## SELECTED PASSAGE
It was a life changing 30 minute flight — over destruction and despair of the fossil fuel industry. As an Indigenous Pacific Islander, during the flight, when I saw these massive machines and the holes they left in the ground, I couldn’t help but think, “Kiribati could fit in this hole here, Tuvalu could fit there.” It was truly the saddest thing I’ve seen to date. And at my age, I’m no stranger to village-leveling cyclones and the prospect of losing our ancestral homes to rising sea levels. 

The flight showed something else too. Just a few kilometers away from these gargantuan machines, was an Indigenous community. They inhaled the polluted air, they drank from the fresh water that the processing plant took over, and I learnt that many of their people suffered health complications. As Pacific Climate Warriors, we raised our paddles in solidarity, documented our journey, which continued along the path of the proposed Trans Mountain Expansion (TMX) pipeline, an important artery for the expansion of the Canadian tar sands. I personally called on Prime Minister Trudeau to “stop exporting destruction” to the world by fueling the climate crisis through the expansion of the tar sands. 

 

Water Ceremony at Kinder Morgan terminal

 

If you thought that was the horror story – spoiler alert – it’s not.

Four years after I first visited Canada’s tar sands pipeline, the world we live in is entirely different, yet the same. We now have a pandemic on our hands. Yet some things remain the same: the climate crisis continues to accelerate, governments (in this case Canada) continue to break their climate promises, and extractive industries continue to find ways to profit off the destruction of indigenous communities and their ancestral lands.

## PROBLEM REQUIREMENTS
Please quote the tar sands passage, everything from "Four years after" down to "their ancestral lands.". Rely only on the tar sands passage for this work.

## DATA EXTRACT
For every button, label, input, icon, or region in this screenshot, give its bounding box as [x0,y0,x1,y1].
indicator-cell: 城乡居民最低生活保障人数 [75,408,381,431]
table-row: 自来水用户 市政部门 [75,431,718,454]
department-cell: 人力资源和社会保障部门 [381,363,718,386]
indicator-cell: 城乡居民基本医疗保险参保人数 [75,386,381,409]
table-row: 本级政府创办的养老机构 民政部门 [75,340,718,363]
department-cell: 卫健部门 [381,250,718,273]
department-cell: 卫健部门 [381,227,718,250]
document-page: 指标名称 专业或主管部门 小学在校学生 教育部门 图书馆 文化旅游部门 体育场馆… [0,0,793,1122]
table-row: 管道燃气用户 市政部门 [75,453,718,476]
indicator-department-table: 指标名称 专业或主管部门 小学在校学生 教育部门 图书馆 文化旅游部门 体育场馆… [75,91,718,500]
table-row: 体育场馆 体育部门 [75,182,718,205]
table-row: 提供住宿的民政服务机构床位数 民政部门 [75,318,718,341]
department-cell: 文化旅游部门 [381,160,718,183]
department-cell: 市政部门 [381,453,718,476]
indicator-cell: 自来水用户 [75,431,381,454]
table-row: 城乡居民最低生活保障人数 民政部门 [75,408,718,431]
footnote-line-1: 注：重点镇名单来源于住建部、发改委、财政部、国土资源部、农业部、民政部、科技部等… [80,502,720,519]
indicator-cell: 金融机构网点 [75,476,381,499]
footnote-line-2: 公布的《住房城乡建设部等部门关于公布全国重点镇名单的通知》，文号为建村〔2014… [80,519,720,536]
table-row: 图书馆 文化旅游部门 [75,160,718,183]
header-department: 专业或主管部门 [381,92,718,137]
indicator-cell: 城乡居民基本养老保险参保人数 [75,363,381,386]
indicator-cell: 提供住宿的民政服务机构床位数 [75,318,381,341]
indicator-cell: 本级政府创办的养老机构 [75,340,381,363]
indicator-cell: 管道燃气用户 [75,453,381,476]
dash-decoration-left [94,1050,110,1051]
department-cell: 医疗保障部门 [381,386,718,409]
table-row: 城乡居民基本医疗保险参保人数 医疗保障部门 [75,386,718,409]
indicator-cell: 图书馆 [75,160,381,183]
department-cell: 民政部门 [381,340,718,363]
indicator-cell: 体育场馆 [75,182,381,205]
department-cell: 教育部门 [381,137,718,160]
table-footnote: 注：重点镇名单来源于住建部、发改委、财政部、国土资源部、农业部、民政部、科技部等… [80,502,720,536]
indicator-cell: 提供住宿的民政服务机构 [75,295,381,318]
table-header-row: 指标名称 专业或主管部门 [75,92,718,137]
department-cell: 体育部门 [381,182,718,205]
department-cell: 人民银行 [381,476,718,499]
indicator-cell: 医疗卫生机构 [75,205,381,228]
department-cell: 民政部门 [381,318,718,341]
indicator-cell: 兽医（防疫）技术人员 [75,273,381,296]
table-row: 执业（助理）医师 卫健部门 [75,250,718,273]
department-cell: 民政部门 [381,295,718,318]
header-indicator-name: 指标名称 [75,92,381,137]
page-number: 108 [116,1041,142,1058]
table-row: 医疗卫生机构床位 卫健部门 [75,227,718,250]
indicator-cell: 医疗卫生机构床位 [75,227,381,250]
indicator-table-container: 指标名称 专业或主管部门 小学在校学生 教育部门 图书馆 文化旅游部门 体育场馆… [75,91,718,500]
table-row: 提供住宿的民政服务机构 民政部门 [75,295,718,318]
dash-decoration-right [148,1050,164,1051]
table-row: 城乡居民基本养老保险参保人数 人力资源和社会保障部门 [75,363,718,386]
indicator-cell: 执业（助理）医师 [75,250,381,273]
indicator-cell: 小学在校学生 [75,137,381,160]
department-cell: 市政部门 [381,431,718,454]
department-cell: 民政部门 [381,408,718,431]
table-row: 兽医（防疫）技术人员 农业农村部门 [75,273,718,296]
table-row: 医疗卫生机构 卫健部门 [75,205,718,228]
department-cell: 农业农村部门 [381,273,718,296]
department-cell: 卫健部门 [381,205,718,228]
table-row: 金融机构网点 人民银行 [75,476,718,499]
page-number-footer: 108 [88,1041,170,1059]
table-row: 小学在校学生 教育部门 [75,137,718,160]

## RESULT OF THE EXERCISE
Four years after I first visited Canada’s tar sands pipeline, the world we live in is entirely different, yet the same. We now have a pandemic on our hands. Yet some things remain the same: the climate crisis continues to accelerate, governments (in this case Canada) continue to break their climate promises, and extractive industries continue to find ways to profit off the destruction of indigenous communities and their ancestral lands.